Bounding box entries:
▽
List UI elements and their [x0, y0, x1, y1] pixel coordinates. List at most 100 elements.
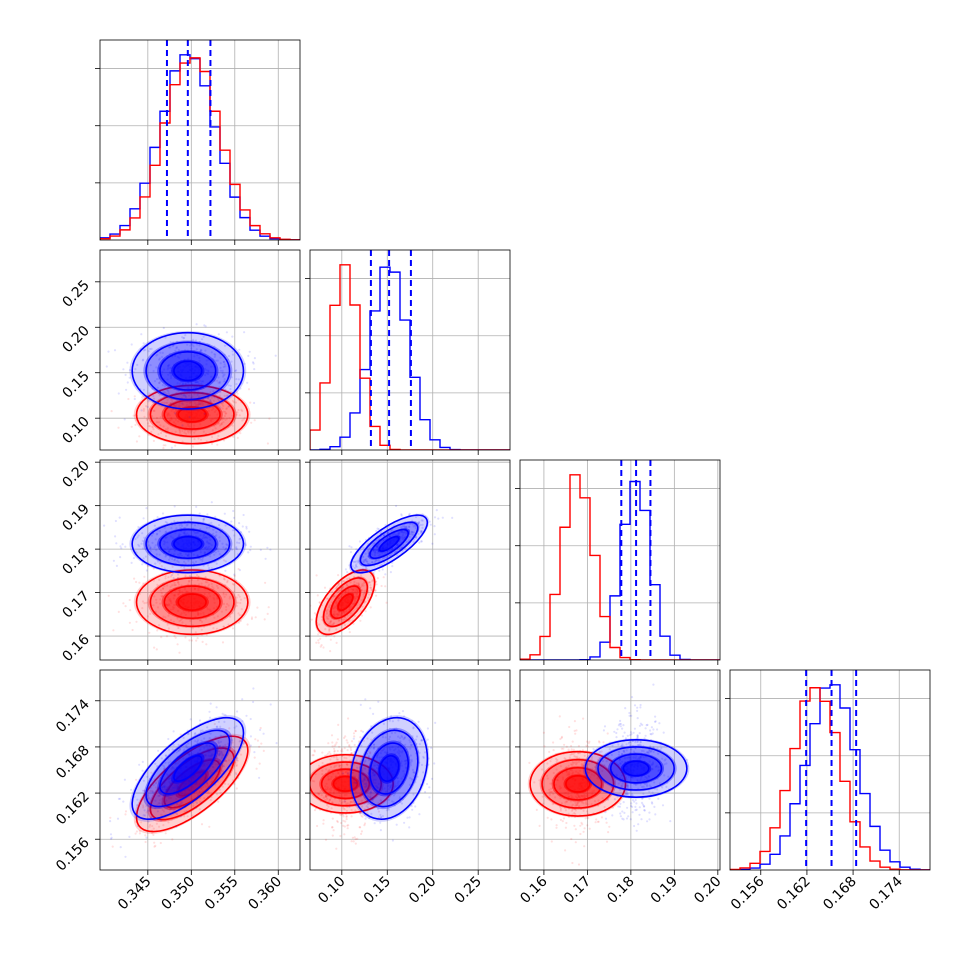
scatter-point [354, 809, 357, 812]
scatter-point [653, 720, 657, 723]
scatter-point [562, 778, 565, 781]
contour-blue [173, 360, 203, 382]
scatter-point [369, 793, 372, 796]
scatter-point [215, 548, 218, 551]
contour-red [330, 585, 361, 620]
scatter-point [210, 754, 213, 757]
scatter-point [190, 797, 193, 801]
scatter-point [232, 749, 235, 753]
scatter-point [369, 584, 372, 587]
scatter-point [211, 357, 214, 360]
scatter-point [235, 604, 238, 608]
contour-red [135, 384, 249, 445]
scatter-point [169, 598, 172, 601]
scatter-point [346, 802, 349, 805]
scatter-point [166, 623, 169, 626]
scatter-point [156, 516, 159, 519]
scatter-point [362, 559, 365, 562]
scatter-point [585, 802, 588, 805]
scatter-point [220, 423, 223, 426]
scatter-point [380, 756, 384, 759]
scatter-point [237, 408, 240, 412]
scatter-point [195, 639, 198, 642]
scatter-point [175, 812, 179, 816]
scatter-point [335, 758, 338, 761]
scatter-point [381, 568, 384, 571]
scatter-point [170, 527, 173, 530]
scatter-point [566, 774, 569, 777]
scatter-point [636, 778, 639, 782]
scatter-point [163, 396, 166, 399]
scatter-point [137, 525, 140, 529]
scatter-point [211, 585, 214, 588]
scatter-point [182, 782, 185, 785]
scatter-point [391, 547, 394, 550]
scatter-point [346, 571, 349, 574]
scatter-point [203, 762, 206, 765]
scatter-point [183, 452, 185, 454]
scatter-point [382, 538, 385, 541]
scatter-point [227, 623, 230, 626]
scatter-point [412, 525, 415, 528]
scatter-point [188, 391, 191, 394]
scatter-point [163, 788, 166, 791]
scatter-point [167, 791, 170, 794]
scatter-point [345, 809, 348, 813]
scatter-point [213, 593, 216, 597]
scatter-point [387, 807, 390, 810]
scatter-point [563, 757, 566, 760]
scatter-point [140, 799, 143, 802]
scatter-point [399, 547, 402, 550]
scatter-point [357, 576, 360, 579]
scatter-point [371, 561, 374, 564]
scatter-point [157, 779, 160, 782]
scatter-point [345, 762, 348, 766]
scatter-point [189, 400, 192, 403]
scatter-point [372, 747, 375, 750]
scatter-point [205, 546, 208, 549]
scatter-point [165, 772, 168, 776]
scatter-point [193, 391, 196, 394]
scatter-point [262, 732, 265, 735]
scatter-point [344, 820, 347, 823]
scatter-point [124, 855, 127, 858]
scatter-point [223, 439, 226, 442]
scatter-point [412, 793, 415, 796]
scatter-point [167, 821, 170, 824]
scatter-point [155, 648, 158, 651]
scatter-point [173, 505, 176, 508]
scatter-point [353, 580, 356, 584]
scatter-point [356, 592, 359, 595]
contour-red [310, 761, 383, 807]
scatter-point [635, 829, 638, 832]
scatter-point [174, 531, 177, 534]
scatter-point [597, 740, 601, 743]
scatter-point [395, 543, 399, 547]
scatter-point [325, 754, 328, 757]
scatter-point [178, 404, 181, 407]
scatter-point [342, 824, 345, 827]
scatter-point [159, 424, 162, 427]
scatter-point [164, 575, 167, 578]
panel-p2-p1 [305, 459, 511, 665]
scatter-point [371, 579, 374, 582]
scatter-point [199, 423, 202, 426]
scatter-point [188, 425, 191, 428]
scatter-point [107, 594, 110, 597]
scatter-point [175, 340, 179, 343]
scatter-point [236, 601, 239, 604]
scatter-point [225, 412, 228, 415]
scatter-point [356, 559, 359, 562]
scatter-point [359, 812, 362, 815]
scatter-point [215, 373, 218, 377]
scatter-point [353, 560, 356, 564]
scatter-point [167, 364, 170, 367]
scatter-point [583, 793, 586, 797]
scatter-point [209, 750, 212, 753]
scatter-point [219, 725, 222, 728]
scatter-point [238, 595, 241, 598]
scatter-point [177, 581, 180, 584]
scatter-point [170, 573, 174, 577]
scatter-point [535, 808, 538, 812]
scatter-point [400, 777, 403, 780]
△
> Challenge
Pull out every line of the records above that contains the string "contour". Case counts.

> Written answer
contour-blue [173, 360, 203, 382]
contour-red [330, 585, 361, 620]
contour-red [135, 384, 249, 445]
contour-red [310, 761, 383, 807]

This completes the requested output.